* Goal:
In the data that follows, count the lines in which the word "What" occurs, and report that figure alone.
====
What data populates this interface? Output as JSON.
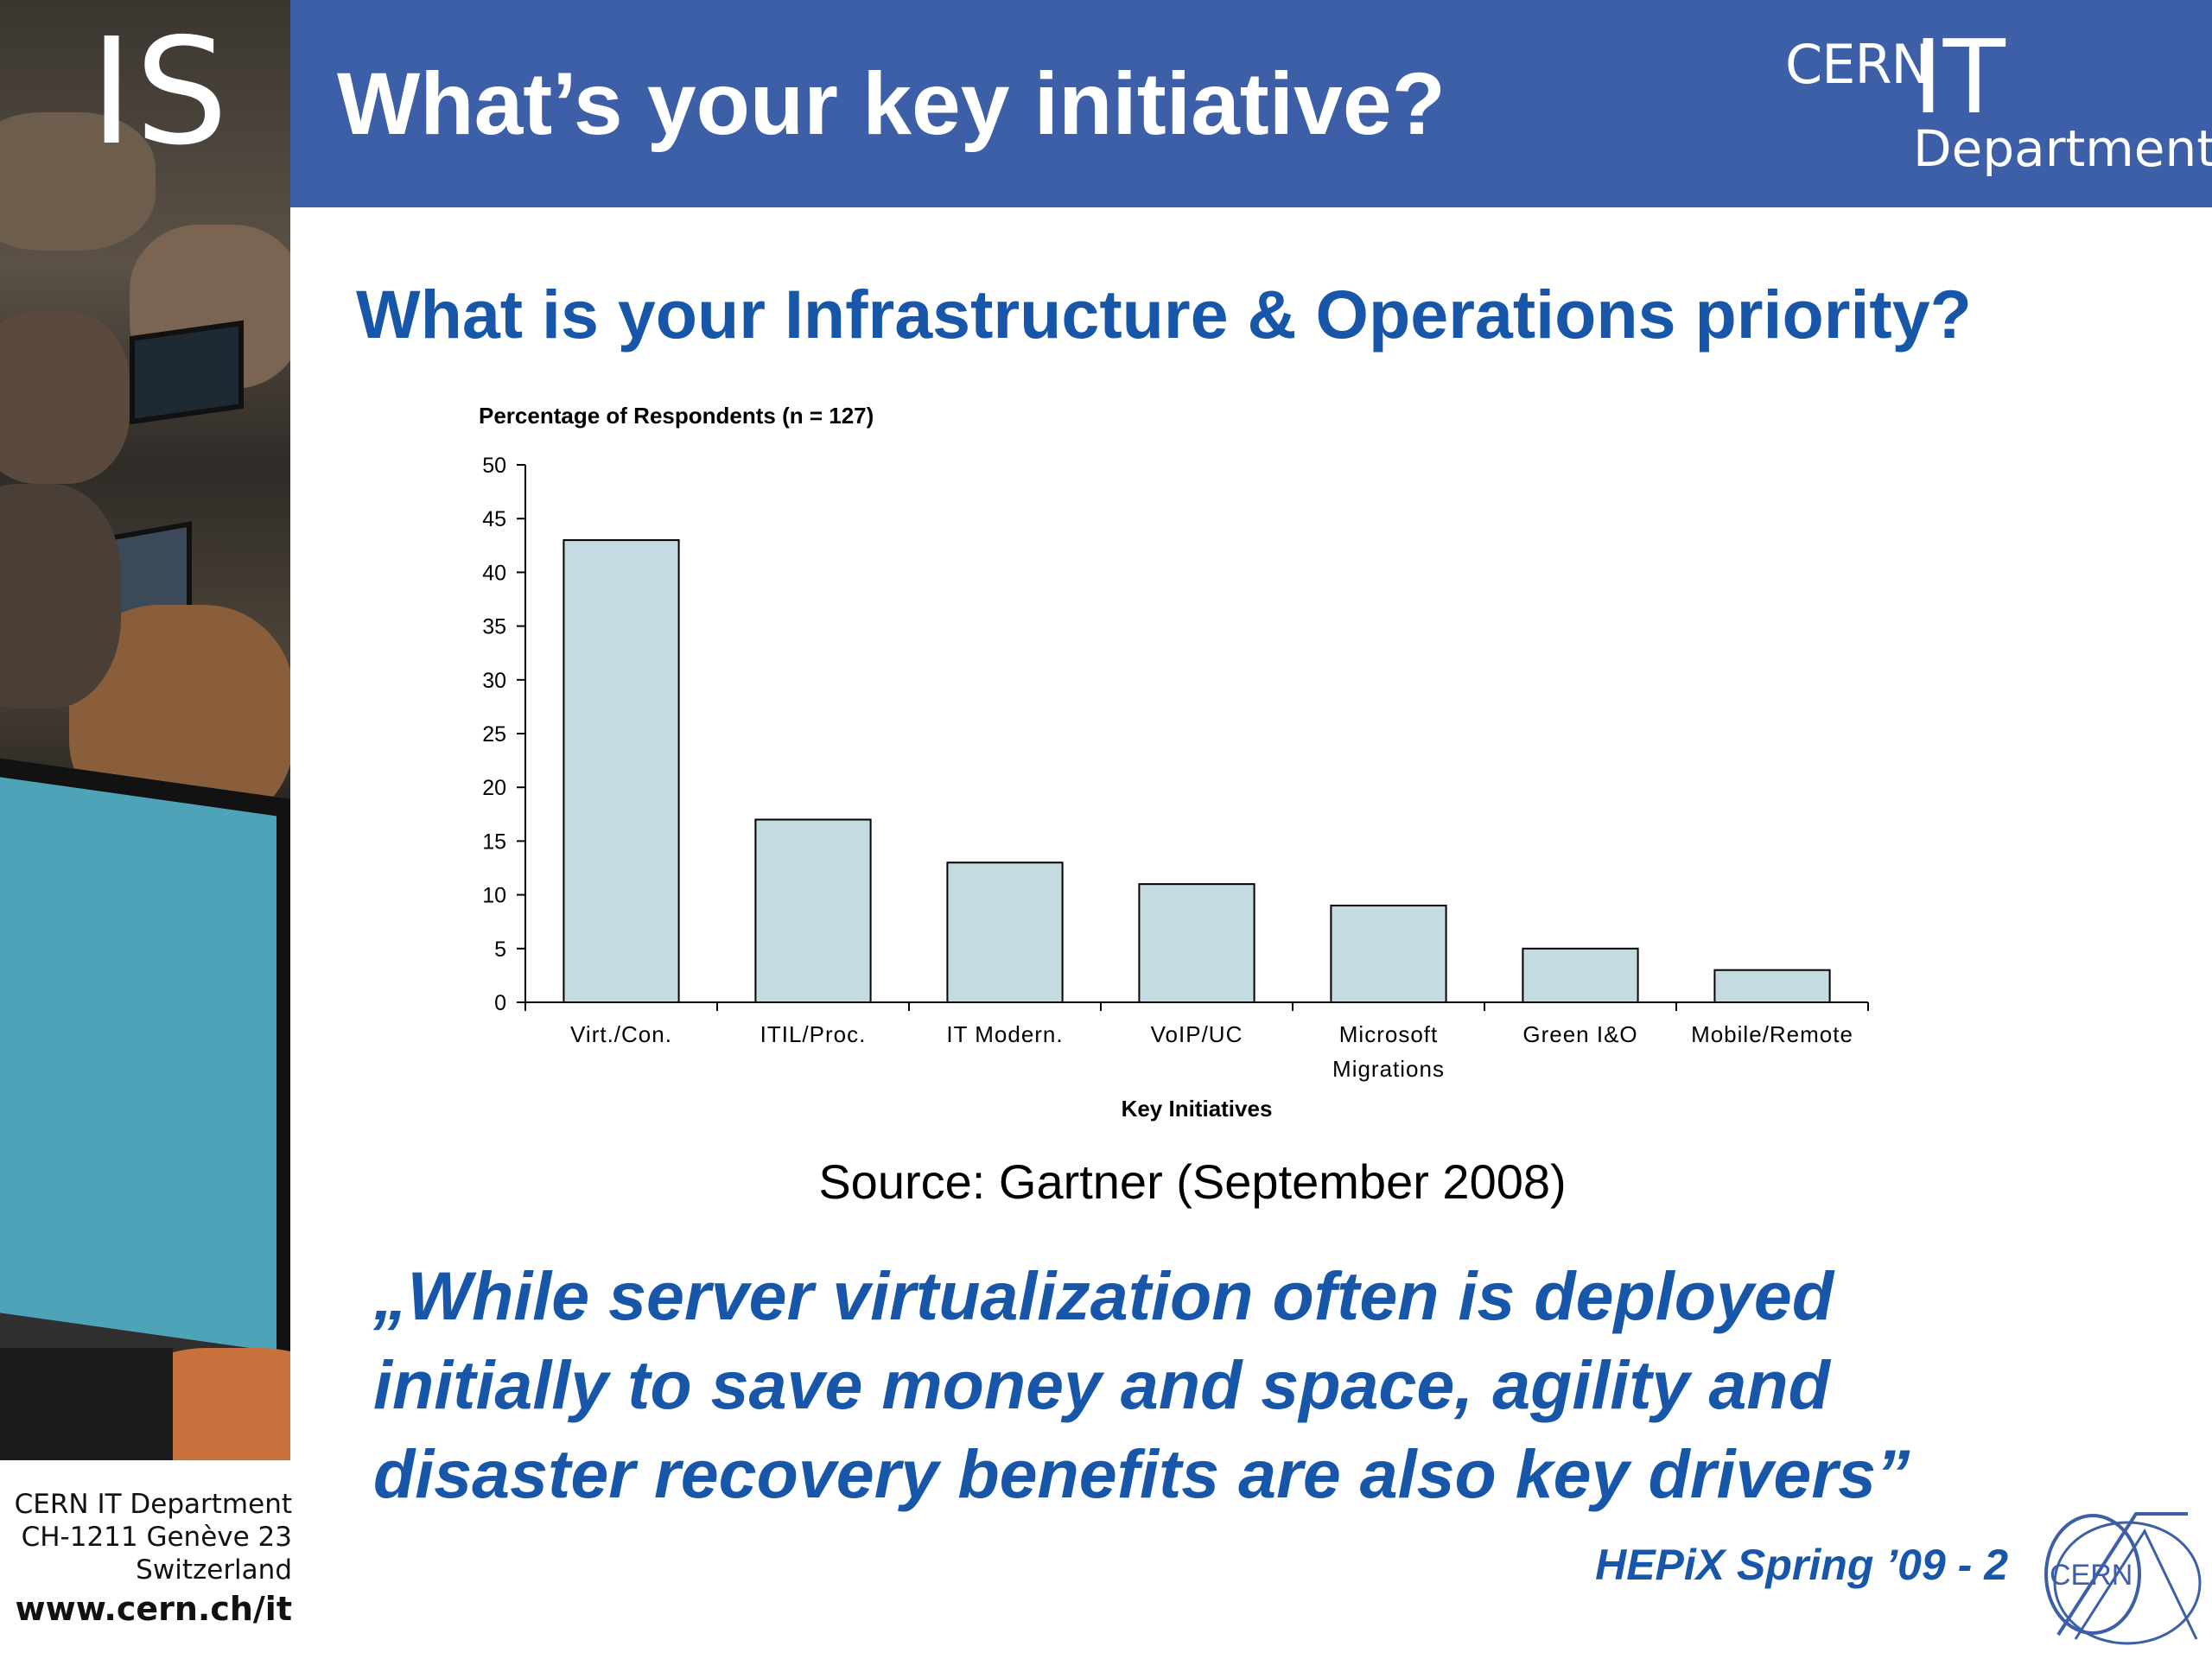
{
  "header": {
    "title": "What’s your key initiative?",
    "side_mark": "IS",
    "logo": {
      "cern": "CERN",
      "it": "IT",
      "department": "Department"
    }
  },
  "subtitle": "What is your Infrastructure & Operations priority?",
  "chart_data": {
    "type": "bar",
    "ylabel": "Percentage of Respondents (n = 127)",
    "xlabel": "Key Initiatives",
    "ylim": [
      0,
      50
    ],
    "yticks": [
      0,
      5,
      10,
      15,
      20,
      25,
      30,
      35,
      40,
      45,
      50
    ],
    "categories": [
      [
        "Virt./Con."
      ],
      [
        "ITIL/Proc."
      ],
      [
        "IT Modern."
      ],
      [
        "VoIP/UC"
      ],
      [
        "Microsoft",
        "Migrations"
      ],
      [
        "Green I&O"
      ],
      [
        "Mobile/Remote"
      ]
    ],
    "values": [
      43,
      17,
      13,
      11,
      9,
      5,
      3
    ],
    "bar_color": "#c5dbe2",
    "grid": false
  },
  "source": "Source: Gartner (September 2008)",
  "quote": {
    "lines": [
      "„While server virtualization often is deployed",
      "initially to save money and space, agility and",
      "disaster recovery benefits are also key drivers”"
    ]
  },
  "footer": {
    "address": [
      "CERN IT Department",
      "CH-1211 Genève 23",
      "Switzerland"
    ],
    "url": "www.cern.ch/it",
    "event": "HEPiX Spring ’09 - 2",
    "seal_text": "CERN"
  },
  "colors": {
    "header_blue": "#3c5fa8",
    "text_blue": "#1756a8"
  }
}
====
* Written response:
3